— Start of Raw records —

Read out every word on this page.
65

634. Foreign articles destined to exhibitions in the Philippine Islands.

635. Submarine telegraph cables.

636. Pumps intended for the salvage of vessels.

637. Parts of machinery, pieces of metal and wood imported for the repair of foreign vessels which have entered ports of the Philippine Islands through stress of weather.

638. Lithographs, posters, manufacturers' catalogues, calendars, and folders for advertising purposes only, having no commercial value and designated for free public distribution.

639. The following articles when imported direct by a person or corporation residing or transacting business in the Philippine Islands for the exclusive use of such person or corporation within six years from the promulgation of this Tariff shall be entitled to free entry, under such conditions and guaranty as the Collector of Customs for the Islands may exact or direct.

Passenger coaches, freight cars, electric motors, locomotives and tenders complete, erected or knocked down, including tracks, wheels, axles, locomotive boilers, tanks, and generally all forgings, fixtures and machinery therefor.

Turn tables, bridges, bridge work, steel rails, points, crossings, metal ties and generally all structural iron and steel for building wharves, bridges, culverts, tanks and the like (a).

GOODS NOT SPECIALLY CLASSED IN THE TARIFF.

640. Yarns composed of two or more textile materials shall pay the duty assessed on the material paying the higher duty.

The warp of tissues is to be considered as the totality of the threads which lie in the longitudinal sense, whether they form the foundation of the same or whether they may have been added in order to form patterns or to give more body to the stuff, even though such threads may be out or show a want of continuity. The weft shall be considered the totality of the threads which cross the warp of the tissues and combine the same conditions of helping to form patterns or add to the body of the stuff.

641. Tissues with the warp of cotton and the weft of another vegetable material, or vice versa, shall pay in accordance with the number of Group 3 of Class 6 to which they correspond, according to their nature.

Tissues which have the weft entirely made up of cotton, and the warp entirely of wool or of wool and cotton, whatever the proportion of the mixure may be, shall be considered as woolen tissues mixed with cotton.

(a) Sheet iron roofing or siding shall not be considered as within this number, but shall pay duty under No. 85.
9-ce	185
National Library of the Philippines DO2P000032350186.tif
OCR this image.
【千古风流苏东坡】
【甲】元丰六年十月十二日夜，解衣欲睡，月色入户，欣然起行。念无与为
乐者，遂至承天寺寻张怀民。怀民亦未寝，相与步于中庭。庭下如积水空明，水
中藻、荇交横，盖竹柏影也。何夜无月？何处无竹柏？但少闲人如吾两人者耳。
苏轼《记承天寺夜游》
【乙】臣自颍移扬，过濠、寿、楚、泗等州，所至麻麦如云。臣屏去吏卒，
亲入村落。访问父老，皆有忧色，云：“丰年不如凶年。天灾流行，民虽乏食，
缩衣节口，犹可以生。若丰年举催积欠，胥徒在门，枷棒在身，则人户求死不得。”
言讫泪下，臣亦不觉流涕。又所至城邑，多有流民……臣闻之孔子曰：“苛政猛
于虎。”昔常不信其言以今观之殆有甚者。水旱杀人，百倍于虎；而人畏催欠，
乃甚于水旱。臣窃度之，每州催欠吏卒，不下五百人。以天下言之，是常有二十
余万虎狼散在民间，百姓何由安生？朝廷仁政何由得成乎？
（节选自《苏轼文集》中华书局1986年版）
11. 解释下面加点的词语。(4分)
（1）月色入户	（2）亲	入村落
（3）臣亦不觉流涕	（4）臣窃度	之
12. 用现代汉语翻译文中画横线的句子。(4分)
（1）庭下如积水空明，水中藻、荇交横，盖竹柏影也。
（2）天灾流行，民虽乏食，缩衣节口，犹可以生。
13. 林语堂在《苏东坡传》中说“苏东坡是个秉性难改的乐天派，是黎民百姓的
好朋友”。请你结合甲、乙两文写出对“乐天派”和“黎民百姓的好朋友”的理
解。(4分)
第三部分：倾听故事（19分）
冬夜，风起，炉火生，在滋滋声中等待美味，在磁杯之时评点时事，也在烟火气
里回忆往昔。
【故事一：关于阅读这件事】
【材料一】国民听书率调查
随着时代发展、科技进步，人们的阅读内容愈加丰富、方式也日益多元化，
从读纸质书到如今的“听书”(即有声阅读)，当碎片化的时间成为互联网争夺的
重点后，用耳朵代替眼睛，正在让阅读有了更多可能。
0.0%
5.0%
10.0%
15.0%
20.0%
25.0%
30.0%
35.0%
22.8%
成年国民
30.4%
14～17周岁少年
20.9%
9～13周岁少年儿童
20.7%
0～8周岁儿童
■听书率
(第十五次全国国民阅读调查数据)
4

— End of Raw records —

Task instructions: Take the lines above and retype all of them exactly.

Solution below:
Read out every word on this page.
65

634. Foreign articles destined to exhibitions in the Philippine Islands.

635. Submarine telegraph cables.

636. Pumps intended for the salvage of vessels.

637. Parts of machinery, pieces of metal and wood imported for the repair of foreign vessels which have entered ports of the Philippine Islands through stress of weather.

638. Lithographs, posters, manufacturers' catalogues, calendars, and folders for advertising purposes only, having no commercial value and designated for free public distribution.

639. The following articles when imported direct by a person or corporation residing or transacting business in the Philippine Islands for the exclusive use of such person or corporation within six years from the promulgation of this Tariff shall be entitled to free entry, under such conditions and guaranty as the Collector of Customs for the Islands may exact or direct.

Passenger coaches, freight cars, electric motors, locomotives and tenders complete, erected or knocked down, including tracks, wheels, axles, locomotive boilers, tanks, and generally all forgings, fixtures and machinery therefor.

Turn tables, bridges, bridge work, steel rails, points, crossings, metal ties and generally all structural iron and steel for building wharves, bridges, culverts, tanks and the like (a).

GOODS NOT SPECIALLY CLASSED IN THE TARIFF.

640. Yarns composed of two or more textile materials shall pay the duty assessed on the material paying the higher duty.

The warp of tissues is to be considered as the totality of the threads which lie in the longitudinal sense, whether they form the foundation of the same or whether they may have been added in order to form patterns or to give more body to the stuff, even though such threads may be out or show a want of continuity. The weft shall be considered the totality of the threads which cross the warp of the tissues and combine the same conditions of helping to form patterns or add to the body of the stuff.

641. Tissues with the warp of cotton and the weft of another vegetable material, or vice versa, shall pay in accordance with the number of Group 3 of Class 6 to which they correspond, according to their nature.

Tissues which have the weft entirely made up of cotton, and the warp entirely of wool or of wool and cotton, whatever the proportion of the mixure may be, shall be considered as woolen tissues mixed with cotton.

(a) Sheet iron roofing or siding shall not be considered as within this number, but shall pay duty under No. 85.
9-ce	185
National Library of the Philippines DO2P000032350186.tif
OCR this image.
【千古风流苏东坡】
【甲】元丰六年十月十二日夜，解衣欲睡，月色入户，欣然起行。念无与为
乐者，遂至承天寺寻张怀民。怀民亦未寝，相与步于中庭。庭下如积水空明，水
中藻、荇交横，盖竹柏影也。何夜无月？何处无竹柏？但少闲人如吾两人者耳。
苏轼《记承天寺夜游》
【乙】臣自颍移扬，过濠、寿、楚、泗等州，所至麻麦如云。臣屏去吏卒，
亲入村落。访问父老，皆有忧色，云：“丰年不如凶年。天灾流行，民虽乏食，
缩衣节口，犹可以生。若丰年举催积欠，胥徒在门，枷棒在身，则人户求死不得。”
言讫泪下，臣亦不觉流涕。又所至城邑，多有流民……臣闻之孔子曰：“苛政猛
于虎。”昔常不信其言以今观之殆有甚者。水旱杀人，百倍于虎；而人畏催欠，
乃甚于水旱。臣窃度之，每州催欠吏卒，不下五百人。以天下言之，是常有二十
余万虎狼散在民间，百姓何由安生？朝廷仁政何由得成乎？
（节选自《苏轼文集》中华书局1986年版）
11. 解释下面加点的词语。(4分)
（1）月色入户	（2）亲	入村落
（3）臣亦不觉流涕	（4）臣窃度	之
12. 用现代汉语翻译文中画横线的句子。(4分)
（1）庭下如积水空明，水中藻、荇交横，盖竹柏影也。
（2）天灾流行，民虽乏食，缩衣节口，犹可以生。
13. 林语堂在《苏东坡传》中说“苏东坡是个秉性难改的乐天派，是黎民百姓的
好朋友”。请你结合甲、乙两文写出对“乐天派”和“黎民百姓的好朋友”的理
解。(4分)
第三部分：倾听故事（19分）
冬夜，风起，炉火生，在滋滋声中等待美味，在磁杯之时评点时事，也在烟火气
里回忆往昔。
【故事一：关于阅读这件事】
【材料一】国民听书率调查
随着时代发展、科技进步，人们的阅读内容愈加丰富、方式也日益多元化，
从读纸质书到如今的“听书”(即有声阅读)，当碎片化的时间成为互联网争夺的
重点后，用耳朵代替眼睛，正在让阅读有了更多可能。
0.0%
5.0%
10.0%
15.0%
20.0%
25.0%
30.0%
35.0%
22.8%
成年国民
30.4%
14～17周岁少年
20.9%
9～13周岁少年儿童
20.7%
0～8周岁儿童
■听书率
(第十五次全国国民阅读调查数据)
4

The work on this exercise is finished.